TASK PROMPT
Extract from the listing each line in which the word "Helsinkiläisten" appears.

MATERIAL
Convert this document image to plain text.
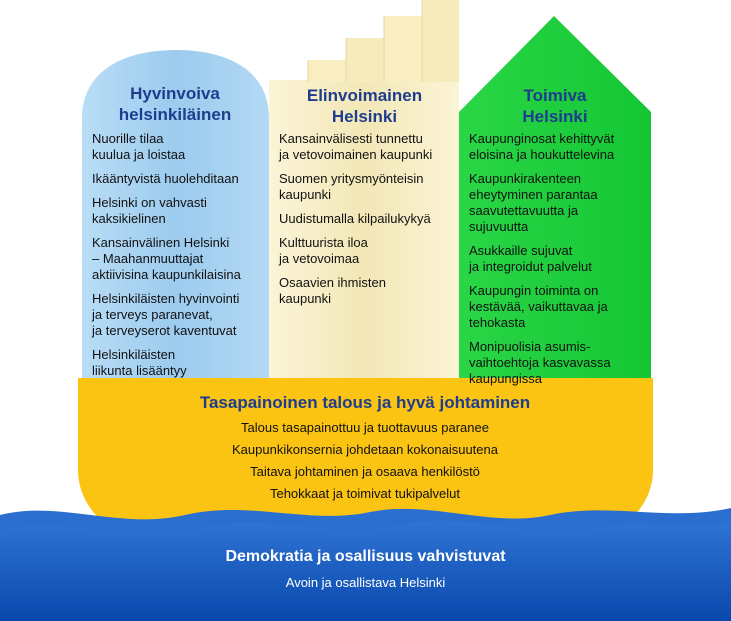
Hyvinvoiva
helsinkiläinen
Nuorille tilaa
kuulua ja loistaa
Ikääntyvistä huolehditaan
Helsinki on vahvasti
kaksikielinen
Kansainvälinen Helsinki
– Maahanmuuttajat
aktiivisina kaupunkilaisina
Helsinkiläisten hyvinvointi
ja terveys paranevat,
ja terveyserot kaventuvat
Helsinkiläisten
liikunta lisääntyy
Elinvoimainen
Helsinki
Kansainvälisesti tunnettu
ja vetovoimainen kaupunki
Suomen yritysmyönteisin
kaupunki
Uudistumalla kilpailukykyä
Kulttuurista iloa
ja vetovoimaa
Osaavien ihmisten
kaupunki
Toimiva
Helsinki
Kaupunginosat kehittyvät
eloisina ja houkuttelevina
Kaupunkirakenteen
eheytyminen parantaa
saavutettavuutta ja
sujuvuutta
Asukkaille sujuvat
ja integroidut palvelut
Kaupungin toiminta on
kestävää, vaikuttavaa ja
tehokasta
Monipuolisia asumis-
vaihtoehtoja kasvavassa
kaupungissa
Tasapainoinen talous ja hyvä johtaminen
Talous tasapainottuu ja tuottavuus paranee
Kaupunkikonsernia johdetaan kokonaisuutena
Taitava johtaminen ja osaava henkilöstö
Tehokkaat ja toimivat tukipalvelut
Demokratia ja osallisuus vahvistuvat
Avoin ja osallistava Helsinki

FINAL RESULT
Helsinkiläisten hyvinvointi
Helsinkiläisten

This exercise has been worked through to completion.